--- start of GIVEN INFORMATION ---

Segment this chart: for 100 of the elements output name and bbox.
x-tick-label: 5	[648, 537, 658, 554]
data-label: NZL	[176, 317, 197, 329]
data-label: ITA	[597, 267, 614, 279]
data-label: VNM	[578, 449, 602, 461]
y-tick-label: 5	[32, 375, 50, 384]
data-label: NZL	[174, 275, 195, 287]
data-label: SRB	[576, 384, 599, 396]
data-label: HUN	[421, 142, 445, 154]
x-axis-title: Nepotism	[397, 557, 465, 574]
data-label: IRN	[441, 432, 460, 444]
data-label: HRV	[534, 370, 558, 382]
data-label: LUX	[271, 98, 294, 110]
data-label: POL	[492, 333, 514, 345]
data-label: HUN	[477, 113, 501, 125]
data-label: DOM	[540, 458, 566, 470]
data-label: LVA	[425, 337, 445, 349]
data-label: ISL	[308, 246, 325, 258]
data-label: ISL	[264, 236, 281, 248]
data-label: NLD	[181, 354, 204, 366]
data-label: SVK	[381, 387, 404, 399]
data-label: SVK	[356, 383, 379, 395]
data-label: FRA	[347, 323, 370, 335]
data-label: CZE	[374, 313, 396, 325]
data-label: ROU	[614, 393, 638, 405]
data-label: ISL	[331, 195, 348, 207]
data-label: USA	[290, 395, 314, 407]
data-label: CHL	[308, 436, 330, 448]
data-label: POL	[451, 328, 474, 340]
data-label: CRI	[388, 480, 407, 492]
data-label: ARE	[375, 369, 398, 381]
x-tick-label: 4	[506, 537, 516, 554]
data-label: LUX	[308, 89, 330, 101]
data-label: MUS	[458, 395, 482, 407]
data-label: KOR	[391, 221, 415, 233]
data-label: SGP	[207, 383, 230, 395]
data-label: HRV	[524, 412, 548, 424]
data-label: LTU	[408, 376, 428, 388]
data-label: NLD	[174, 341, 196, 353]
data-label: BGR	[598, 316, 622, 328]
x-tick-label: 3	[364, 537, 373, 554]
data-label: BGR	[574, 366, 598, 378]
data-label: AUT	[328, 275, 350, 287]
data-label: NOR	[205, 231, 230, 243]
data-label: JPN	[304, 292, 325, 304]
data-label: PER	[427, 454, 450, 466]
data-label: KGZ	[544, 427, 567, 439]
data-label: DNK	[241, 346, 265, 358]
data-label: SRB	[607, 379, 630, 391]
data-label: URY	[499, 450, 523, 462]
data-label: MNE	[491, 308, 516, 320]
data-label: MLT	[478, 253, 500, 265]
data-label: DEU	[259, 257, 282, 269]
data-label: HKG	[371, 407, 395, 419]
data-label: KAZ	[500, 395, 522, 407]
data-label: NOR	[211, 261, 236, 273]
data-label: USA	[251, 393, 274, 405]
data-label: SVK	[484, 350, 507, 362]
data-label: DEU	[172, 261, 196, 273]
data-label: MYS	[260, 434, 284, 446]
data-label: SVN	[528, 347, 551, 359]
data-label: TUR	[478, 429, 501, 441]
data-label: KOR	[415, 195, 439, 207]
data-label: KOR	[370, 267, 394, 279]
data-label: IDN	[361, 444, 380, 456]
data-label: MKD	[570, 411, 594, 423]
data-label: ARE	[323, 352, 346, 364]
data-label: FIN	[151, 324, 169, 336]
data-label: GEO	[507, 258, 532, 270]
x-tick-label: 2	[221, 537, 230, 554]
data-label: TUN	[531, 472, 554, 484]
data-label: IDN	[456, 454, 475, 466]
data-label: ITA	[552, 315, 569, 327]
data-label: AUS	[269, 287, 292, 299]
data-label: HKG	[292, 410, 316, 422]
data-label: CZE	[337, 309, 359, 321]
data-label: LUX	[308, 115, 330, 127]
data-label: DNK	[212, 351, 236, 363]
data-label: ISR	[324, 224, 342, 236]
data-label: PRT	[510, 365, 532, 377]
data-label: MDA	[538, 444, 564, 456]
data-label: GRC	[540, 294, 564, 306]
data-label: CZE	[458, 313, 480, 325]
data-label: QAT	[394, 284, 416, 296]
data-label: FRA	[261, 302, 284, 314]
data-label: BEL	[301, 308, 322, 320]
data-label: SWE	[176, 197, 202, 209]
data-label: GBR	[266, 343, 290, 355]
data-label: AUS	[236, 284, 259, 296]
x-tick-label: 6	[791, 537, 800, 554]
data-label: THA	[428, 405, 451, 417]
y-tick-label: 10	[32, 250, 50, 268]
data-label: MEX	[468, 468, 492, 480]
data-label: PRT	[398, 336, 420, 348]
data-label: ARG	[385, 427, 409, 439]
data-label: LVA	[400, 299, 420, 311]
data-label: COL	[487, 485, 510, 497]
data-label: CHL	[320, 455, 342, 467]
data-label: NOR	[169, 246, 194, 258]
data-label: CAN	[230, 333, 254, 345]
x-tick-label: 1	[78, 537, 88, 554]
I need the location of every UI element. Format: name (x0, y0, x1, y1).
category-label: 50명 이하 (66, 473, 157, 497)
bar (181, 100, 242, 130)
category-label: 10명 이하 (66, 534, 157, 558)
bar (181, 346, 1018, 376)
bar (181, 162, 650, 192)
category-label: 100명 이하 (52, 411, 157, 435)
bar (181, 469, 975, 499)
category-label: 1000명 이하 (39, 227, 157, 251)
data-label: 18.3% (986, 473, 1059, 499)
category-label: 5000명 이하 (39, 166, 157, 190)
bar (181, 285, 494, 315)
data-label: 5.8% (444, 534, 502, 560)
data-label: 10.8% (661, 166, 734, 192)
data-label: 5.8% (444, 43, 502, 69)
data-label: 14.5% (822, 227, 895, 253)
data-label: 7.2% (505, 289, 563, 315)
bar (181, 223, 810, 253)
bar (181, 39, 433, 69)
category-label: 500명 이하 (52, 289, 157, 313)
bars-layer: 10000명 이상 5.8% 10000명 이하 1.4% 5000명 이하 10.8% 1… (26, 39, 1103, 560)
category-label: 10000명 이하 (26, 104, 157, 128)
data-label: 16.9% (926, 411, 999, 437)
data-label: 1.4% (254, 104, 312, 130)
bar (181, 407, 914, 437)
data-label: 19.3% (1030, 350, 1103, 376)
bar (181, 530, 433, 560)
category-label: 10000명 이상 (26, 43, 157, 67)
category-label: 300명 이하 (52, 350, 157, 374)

--- end of GIVEN INFORMATION ---

# DIRECTIONS FOR THIS TASK
Render the stretch of the listing above from its first line through the line containing "393, 274, 405]" as a Markdown table with the columns Row and Listing line. Number each line in order and leave out blank lines.

# TASK RESPONSE
| Row | Listing line |
|---|---|
| 1 | Segment this chart: for 100 of the elements output name and bbox. |
| 2 | x-tick-label: 5	[648, 537, 658, 554] |
| 3 | data-label: NZL	[176, 317, 197, 329] |
| 4 | data-label: ITA	[597, 267, 614, 279] |
| 5 | data-label: VNM	[578, 449, 602, 461] |
| 6 | y-tick-label: 5	[32, 375, 50, 384] |
| 7 | data-label: NZL	[174, 275, 195, 287] |
| 8 | data-label: SRB	[576, 384, 599, 396] |
| 9 | data-label: HUN	[421, 142, 445, 154] |
| 10 | x-axis-title: Nepotism	[397, 557, 465, 574] |
| 11 | data-label: IRN	[441, 432, 460, 444] |
| 12 | data-label: HRV	[534, 370, 558, 382] |
| 13 | data-label: LUX	[271, 98, 294, 110] |
| 14 | data-label: POL	[492, 333, 514, 345] |
| 15 | data-label: HUN	[477, 113, 501, 125] |
| 16 | data-label: DOM	[540, 458, 566, 470] |
| 17 | data-label: LVA	[425, 337, 445, 349] |
| 18 | data-label: ISL	[308, 246, 325, 258] |
| 19 | data-label: ISL	[264, 236, 281, 248] |
| 20 | data-label: NLD	[181, 354, 204, 366] |
| 21 | data-label: SVK	[381, 387, 404, 399] |
| 22 | data-label: SVK	[356, 383, 379, 395] |
| 23 | data-label: FRA	[347, 323, 370, 335] |
| 24 | data-label: CZE	[374, 313, 396, 325] |
| 25 | data-label: ROU	[614, 393, 638, 405] |
| 26 | data-label: ISL	[331, 195, 348, 207] |
| 27 | data-label: USA	[290, 395, 314, 407] |
| 28 | data-label: CHL	[308, 436, 330, 448] |
| 29 | data-label: POL	[451, 328, 474, 340] |
| 30 | data-label: CRI	[388, 480, 407, 492] |
| 31 | data-label: ARE	[375, 369, 398, 381] |
| 32 | x-tick-label: 4	[506, 537, 516, 554] |
| 33 | data-label: LUX	[308, 89, 330, 101] |
| 34 | data-label: MUS	[458, 395, 482, 407] |
| 35 | data-label: KOR	[391, 221, 415, 233] |
| 36 | data-label: SGP	[207, 383, 230, 395] |
| 37 | data-label: HRV	[524, 412, 548, 424] |
| 38 | data-label: LTU	[408, 376, 428, 388] |
| 39 | data-label: NLD	[174, 341, 196, 353] |
| 40 | data-label: BGR	[598, 316, 622, 328] |
| 41 | x-tick-label: 3	[364, 537, 373, 554] |
| 42 | data-label: BGR	[574, 366, 598, 378] |
| 43 | data-label: AUT	[328, 275, 350, 287] |
| 44 | data-label: NOR	[205, 231, 230, 243] |
| 45 | data-label: JPN	[304, 292, 325, 304] |
| 46 | data-label: PER	[427, 454, 450, 466] |
| 47 | data-label: KGZ	[544, 427, 567, 439] |
| 48 | data-label: DNK	[241, 346, 265, 358] |
| 49 | data-label: SRB	[607, 379, 630, 391] |
| 50 | data-label: URY	[499, 450, 523, 462] |
| 51 | data-label: MNE	[491, 308, 516, 320] |
| 52 | data-label: MLT	[478, 253, 500, 265] |
| 53 | data-label: DEU	[259, 257, 282, 269] |
| 54 | data-label: HKG	[371, 407, 395, 419] |
| 55 | data-label: KAZ	[500, 395, 522, 407] |
| 56 | data-label: NOR	[211, 261, 236, 273] |
| 57 | data-label: USA	[251, 393, 274, 405] |